| What is asked |
In the entries below, find every line with "this" and copy it.
Begin
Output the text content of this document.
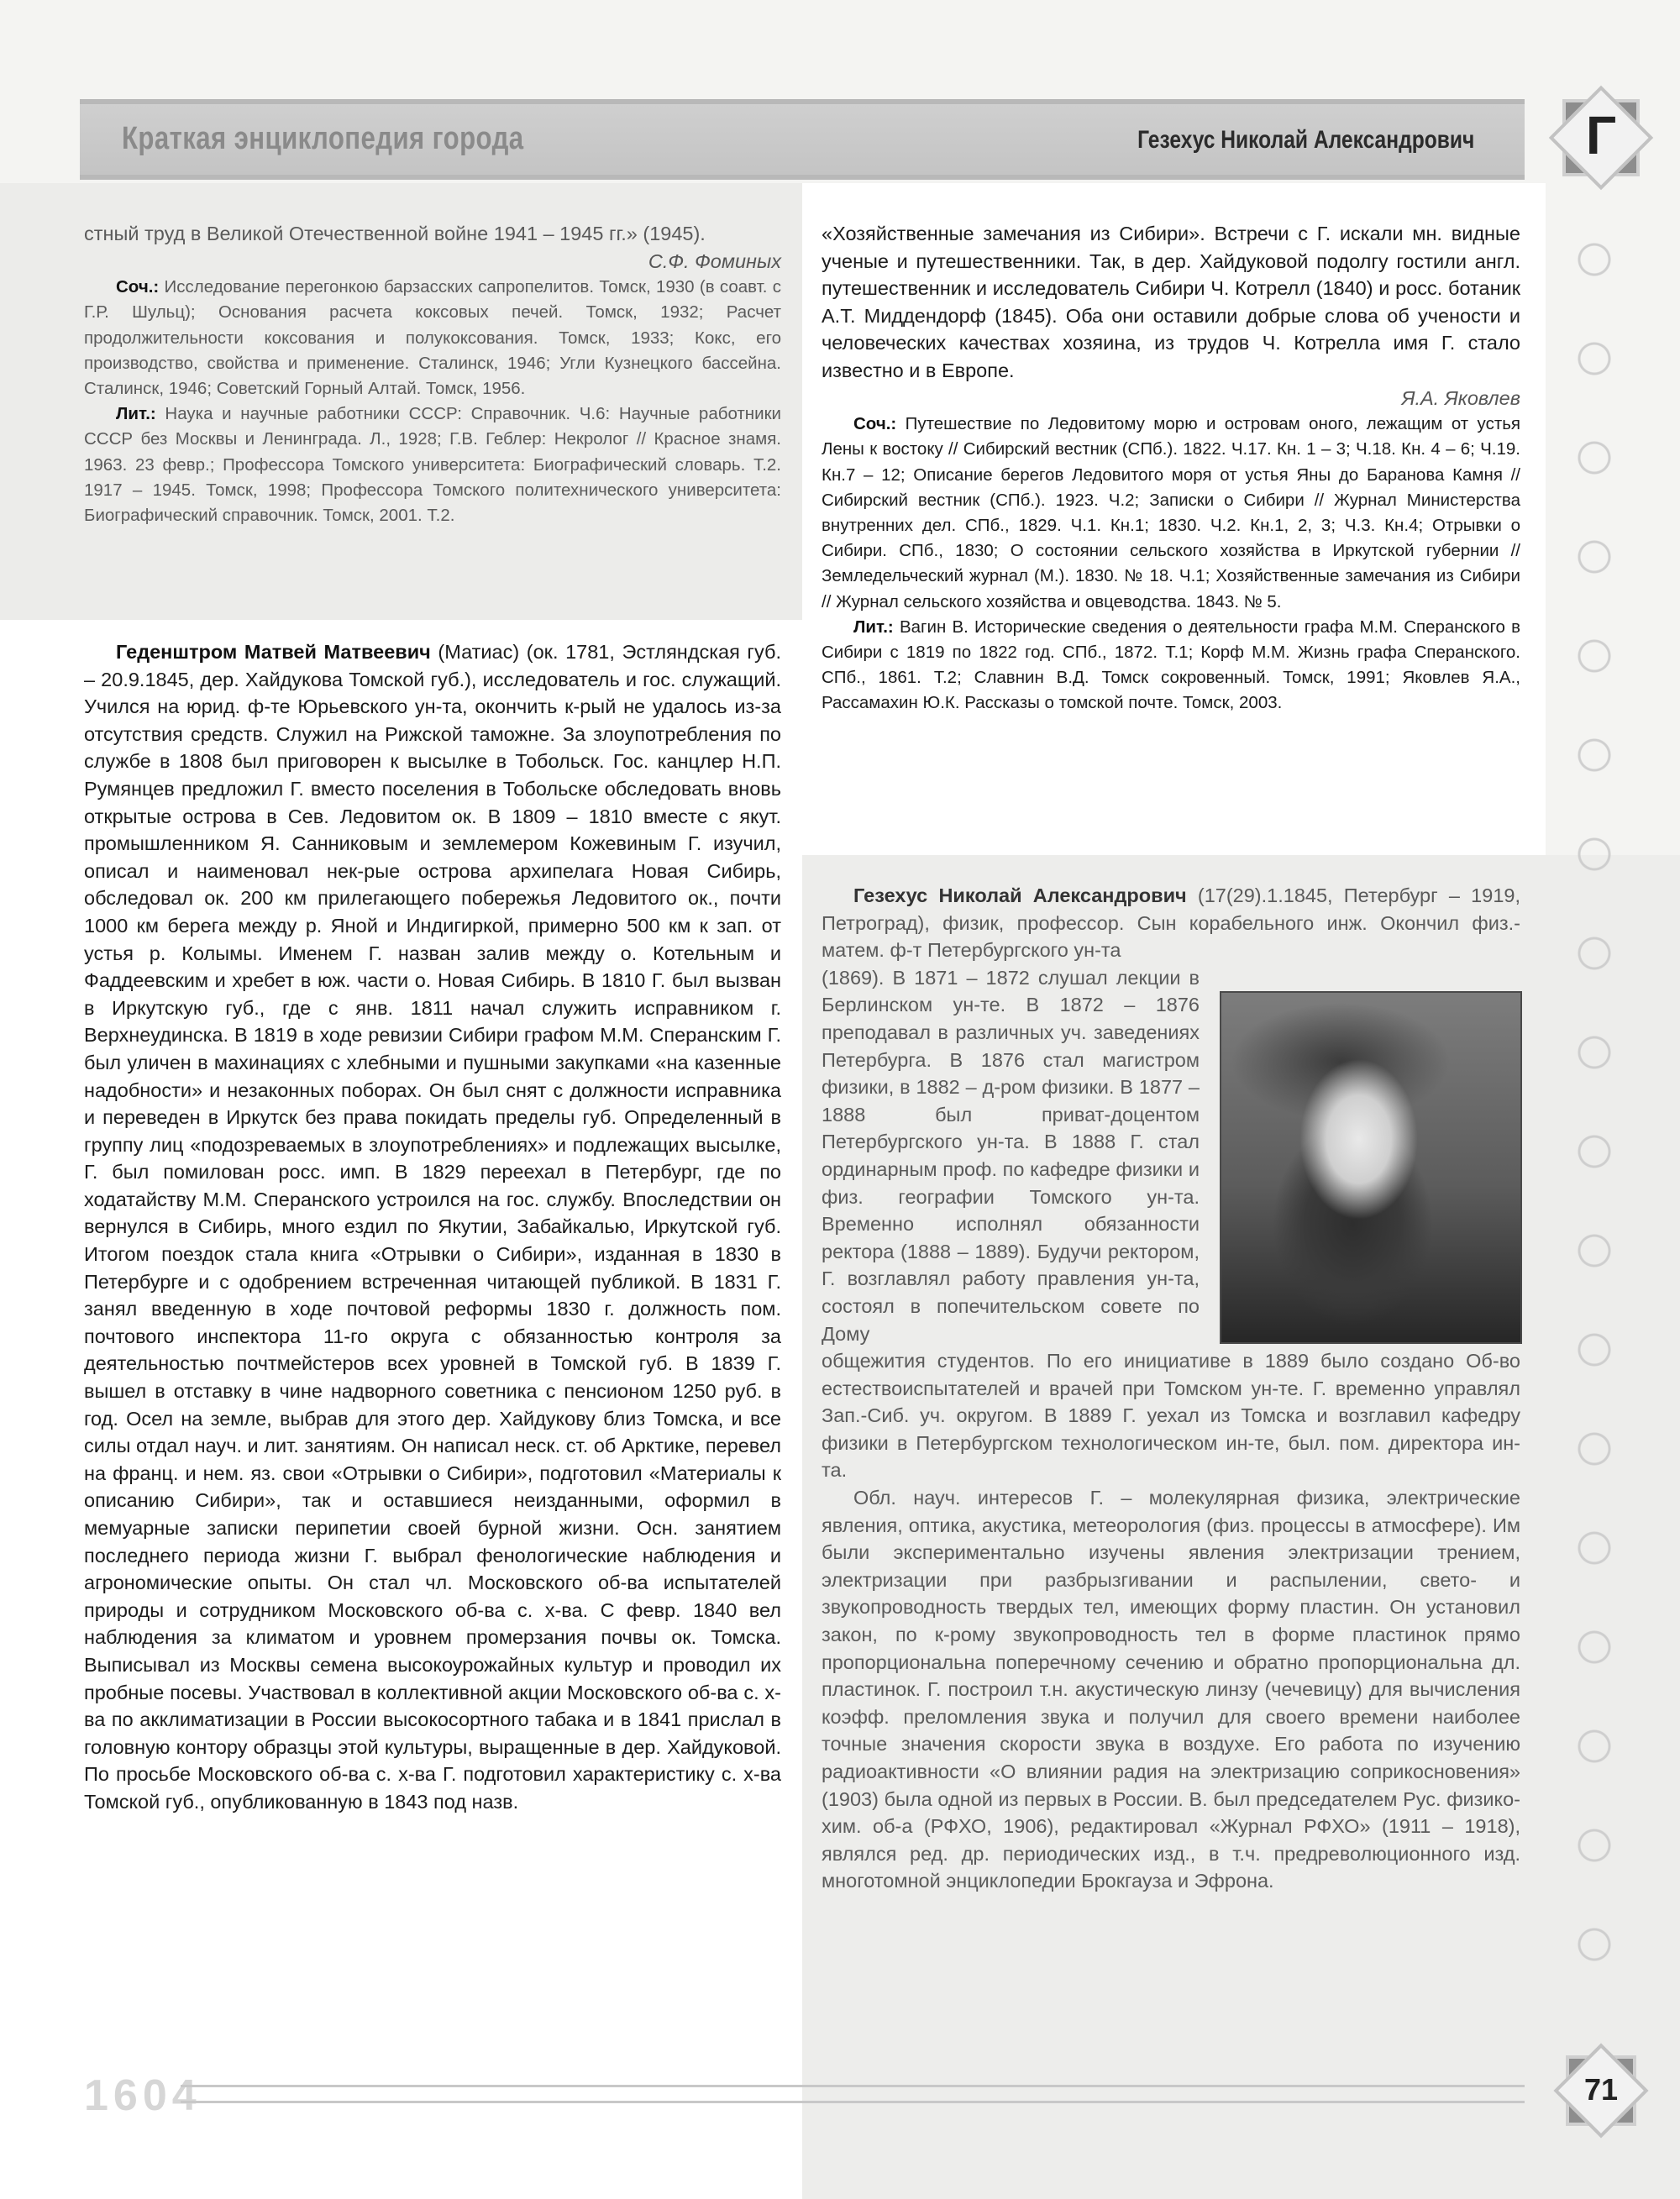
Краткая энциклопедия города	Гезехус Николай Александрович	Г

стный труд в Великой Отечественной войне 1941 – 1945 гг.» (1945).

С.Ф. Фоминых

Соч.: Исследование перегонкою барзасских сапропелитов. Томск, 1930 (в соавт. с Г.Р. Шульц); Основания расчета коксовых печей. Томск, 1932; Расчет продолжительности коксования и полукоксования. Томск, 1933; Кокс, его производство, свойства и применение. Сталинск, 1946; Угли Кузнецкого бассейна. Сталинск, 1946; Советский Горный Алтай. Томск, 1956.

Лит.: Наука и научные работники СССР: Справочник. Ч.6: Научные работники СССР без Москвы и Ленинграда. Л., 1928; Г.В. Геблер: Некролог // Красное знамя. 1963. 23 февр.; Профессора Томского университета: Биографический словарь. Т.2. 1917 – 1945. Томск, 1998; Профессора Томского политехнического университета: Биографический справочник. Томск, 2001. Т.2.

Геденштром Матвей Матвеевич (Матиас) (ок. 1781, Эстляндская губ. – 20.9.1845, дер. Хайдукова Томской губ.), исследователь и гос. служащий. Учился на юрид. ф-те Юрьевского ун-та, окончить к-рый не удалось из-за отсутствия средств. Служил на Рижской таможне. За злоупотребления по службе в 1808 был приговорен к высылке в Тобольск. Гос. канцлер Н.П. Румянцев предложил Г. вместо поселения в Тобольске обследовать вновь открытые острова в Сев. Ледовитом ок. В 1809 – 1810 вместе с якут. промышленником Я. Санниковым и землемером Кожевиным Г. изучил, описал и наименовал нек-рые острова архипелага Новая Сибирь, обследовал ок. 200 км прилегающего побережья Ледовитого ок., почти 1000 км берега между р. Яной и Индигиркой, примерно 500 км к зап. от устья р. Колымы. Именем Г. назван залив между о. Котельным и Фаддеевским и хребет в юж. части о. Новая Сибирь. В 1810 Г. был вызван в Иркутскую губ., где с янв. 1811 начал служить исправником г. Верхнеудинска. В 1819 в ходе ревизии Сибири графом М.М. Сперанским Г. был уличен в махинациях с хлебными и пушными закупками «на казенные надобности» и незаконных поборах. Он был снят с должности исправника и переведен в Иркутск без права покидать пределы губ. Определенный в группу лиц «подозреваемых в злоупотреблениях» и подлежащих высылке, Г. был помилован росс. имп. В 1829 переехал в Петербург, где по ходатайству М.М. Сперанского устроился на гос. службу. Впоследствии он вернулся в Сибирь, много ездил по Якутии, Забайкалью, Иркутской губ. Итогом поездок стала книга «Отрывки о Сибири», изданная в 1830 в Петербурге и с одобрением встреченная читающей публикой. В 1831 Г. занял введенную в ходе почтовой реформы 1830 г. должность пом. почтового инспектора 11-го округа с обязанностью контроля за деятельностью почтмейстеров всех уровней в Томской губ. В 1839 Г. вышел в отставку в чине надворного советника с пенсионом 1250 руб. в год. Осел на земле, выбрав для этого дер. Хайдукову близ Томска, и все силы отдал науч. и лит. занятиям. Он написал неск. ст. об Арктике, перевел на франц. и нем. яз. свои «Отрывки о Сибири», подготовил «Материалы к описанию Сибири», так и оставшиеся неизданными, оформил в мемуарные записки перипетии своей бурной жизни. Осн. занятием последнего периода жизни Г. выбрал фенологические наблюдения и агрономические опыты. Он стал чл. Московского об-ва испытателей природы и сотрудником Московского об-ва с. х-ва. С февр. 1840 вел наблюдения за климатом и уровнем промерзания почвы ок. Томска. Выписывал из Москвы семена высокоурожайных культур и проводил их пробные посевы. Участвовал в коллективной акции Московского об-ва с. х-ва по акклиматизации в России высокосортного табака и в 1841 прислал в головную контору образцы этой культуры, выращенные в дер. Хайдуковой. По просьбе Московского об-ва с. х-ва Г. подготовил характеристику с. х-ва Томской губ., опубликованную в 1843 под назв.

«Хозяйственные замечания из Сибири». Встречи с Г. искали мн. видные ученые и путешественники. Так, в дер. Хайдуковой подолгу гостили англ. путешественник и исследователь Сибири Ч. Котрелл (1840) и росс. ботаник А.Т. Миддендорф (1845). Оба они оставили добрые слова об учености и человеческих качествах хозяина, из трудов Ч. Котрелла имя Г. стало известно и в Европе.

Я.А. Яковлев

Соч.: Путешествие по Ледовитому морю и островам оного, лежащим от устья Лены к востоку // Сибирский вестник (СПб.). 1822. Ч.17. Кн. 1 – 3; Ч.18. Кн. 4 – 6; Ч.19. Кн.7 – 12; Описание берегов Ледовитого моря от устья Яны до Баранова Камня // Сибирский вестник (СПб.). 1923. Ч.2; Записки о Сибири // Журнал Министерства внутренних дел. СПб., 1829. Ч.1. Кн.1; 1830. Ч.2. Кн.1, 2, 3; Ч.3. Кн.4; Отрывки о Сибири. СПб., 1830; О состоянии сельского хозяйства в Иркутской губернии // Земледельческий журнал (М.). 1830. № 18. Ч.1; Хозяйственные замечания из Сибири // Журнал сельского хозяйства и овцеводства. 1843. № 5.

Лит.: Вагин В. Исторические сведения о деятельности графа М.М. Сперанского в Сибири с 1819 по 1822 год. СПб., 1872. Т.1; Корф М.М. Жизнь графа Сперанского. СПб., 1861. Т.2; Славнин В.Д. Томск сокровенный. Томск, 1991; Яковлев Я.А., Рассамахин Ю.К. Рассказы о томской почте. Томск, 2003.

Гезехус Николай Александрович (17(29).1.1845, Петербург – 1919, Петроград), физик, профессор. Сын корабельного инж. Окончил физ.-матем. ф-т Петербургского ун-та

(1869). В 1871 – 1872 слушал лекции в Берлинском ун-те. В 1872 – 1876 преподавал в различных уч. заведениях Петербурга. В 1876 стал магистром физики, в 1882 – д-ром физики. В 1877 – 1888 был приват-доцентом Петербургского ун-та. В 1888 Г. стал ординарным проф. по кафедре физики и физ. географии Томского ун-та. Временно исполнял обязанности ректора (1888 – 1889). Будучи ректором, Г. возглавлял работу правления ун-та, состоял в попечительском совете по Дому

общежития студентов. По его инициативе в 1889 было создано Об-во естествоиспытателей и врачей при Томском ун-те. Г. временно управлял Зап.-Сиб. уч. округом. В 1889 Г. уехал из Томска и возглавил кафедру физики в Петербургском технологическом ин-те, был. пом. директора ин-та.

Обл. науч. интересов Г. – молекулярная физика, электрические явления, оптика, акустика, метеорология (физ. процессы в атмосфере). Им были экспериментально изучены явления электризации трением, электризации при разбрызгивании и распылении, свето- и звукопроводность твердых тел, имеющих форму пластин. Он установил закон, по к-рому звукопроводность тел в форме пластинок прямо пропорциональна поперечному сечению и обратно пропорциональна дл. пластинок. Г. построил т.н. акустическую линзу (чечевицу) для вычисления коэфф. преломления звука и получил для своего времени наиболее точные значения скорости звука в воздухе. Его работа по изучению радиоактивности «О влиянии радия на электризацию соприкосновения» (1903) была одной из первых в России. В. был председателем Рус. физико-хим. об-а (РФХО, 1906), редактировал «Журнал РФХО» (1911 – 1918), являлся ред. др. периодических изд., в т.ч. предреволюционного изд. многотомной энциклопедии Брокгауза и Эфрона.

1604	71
End
Begin
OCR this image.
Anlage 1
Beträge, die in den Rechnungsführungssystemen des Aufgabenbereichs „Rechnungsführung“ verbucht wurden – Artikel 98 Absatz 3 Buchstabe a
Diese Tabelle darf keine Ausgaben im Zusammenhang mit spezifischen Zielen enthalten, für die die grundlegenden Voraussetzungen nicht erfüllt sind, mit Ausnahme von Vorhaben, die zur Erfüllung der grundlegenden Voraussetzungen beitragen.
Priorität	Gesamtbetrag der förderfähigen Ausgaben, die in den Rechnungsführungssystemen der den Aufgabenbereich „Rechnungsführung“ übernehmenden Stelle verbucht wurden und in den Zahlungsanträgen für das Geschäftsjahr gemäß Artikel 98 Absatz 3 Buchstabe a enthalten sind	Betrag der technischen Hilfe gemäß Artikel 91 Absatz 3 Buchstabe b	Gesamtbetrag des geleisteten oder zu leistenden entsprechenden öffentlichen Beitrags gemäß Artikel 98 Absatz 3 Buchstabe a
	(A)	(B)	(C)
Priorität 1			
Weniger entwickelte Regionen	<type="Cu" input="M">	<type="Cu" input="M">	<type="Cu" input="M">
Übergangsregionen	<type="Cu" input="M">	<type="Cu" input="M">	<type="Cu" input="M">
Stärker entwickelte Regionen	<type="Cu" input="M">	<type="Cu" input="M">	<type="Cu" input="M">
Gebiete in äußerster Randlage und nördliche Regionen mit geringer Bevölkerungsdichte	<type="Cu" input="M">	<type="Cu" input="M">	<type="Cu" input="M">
End
| Answer in full |
Output the text content of this document.
OCR this image.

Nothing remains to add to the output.